Entries
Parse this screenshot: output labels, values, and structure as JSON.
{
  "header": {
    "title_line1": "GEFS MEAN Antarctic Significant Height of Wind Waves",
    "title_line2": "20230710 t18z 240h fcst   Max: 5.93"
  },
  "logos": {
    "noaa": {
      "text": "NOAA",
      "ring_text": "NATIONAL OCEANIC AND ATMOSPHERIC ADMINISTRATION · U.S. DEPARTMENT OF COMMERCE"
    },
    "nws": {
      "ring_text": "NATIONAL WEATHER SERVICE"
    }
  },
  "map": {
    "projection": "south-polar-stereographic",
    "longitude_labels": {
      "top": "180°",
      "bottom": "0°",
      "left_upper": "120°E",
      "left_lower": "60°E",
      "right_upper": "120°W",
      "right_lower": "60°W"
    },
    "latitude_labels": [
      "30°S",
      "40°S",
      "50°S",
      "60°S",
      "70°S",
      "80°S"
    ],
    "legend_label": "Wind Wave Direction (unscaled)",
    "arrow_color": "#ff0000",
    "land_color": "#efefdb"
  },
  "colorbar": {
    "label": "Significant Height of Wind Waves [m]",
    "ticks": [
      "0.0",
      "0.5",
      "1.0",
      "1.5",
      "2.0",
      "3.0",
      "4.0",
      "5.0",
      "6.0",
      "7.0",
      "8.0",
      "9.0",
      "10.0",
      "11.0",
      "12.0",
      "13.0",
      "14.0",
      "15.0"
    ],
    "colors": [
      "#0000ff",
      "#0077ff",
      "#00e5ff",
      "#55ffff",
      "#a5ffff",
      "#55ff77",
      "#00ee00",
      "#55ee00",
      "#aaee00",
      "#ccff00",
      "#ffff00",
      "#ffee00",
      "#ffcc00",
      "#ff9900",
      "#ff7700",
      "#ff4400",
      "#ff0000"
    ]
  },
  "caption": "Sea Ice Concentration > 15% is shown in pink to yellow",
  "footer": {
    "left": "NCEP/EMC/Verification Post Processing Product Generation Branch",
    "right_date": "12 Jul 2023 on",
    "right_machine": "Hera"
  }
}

Job
Using the listing above, reproduce each line without omission.

Exercise answer
Parse this screenshot: output labels, values, and structure as JSON.
{
  "header": {
    "title_line1": "GEFS MEAN Antarctic Significant Height of Wind Waves",
    "title_line2": "20230710 t18z 240h fcst   Max: 5.93"
  },
  "logos": {
    "noaa": {
      "text": "NOAA",
      "ring_text": "NATIONAL OCEANIC AND ATMOSPHERIC ADMINISTRATION · U.S. DEPARTMENT OF COMMERCE"
    },
    "nws": {
      "ring_text": "NATIONAL WEATHER SERVICE"
    }
  },
  "map": {
    "projection": "south-polar-stereographic",
    "longitude_labels": {
      "top": "180°",
      "bottom": "0°",
      "left_upper": "120°E",
      "left_lower": "60°E",
      "right_upper": "120°W",
      "right_lower": "60°W"
    },
    "latitude_labels": [
      "30°S",
      "40°S",
      "50°S",
      "60°S",
      "70°S",
      "80°S"
    ],
    "legend_label": "Wind Wave Direction (unscaled)",
    "arrow_color": "#ff0000",
    "land_color": "#efefdb"
  },
  "colorbar": {
    "label": "Significant Height of Wind Waves [m]",
    "ticks": [
      "0.0",
      "0.5",
      "1.0",
      "1.5",
      "2.0",
      "3.0",
      "4.0",
      "5.0",
      "6.0",
      "7.0",
      "8.0",
      "9.0",
      "10.0",
      "11.0",
      "12.0",
      "13.0",
      "14.0",
      "15.0"
    ],
    "colors": [
      "#0000ff",
      "#0077ff",
      "#00e5ff",
      "#55ffff",
      "#a5ffff",
      "#55ff77",
      "#00ee00",
      "#55ee00",
      "#aaee00",
      "#ccff00",
      "#ffff00",
      "#ffee00",
      "#ffcc00",
      "#ff9900",
      "#ff7700",
      "#ff4400",
      "#ff0000"
    ]
  },
  "caption": "Sea Ice Concentration > 15% is shown in pink to yellow",
  "footer": {
    "left": "NCEP/EMC/Verification Post Processing Product Generation Branch",
    "right_date": "12 Jul 2023 on",
    "right_machine": "Hera"
  }
}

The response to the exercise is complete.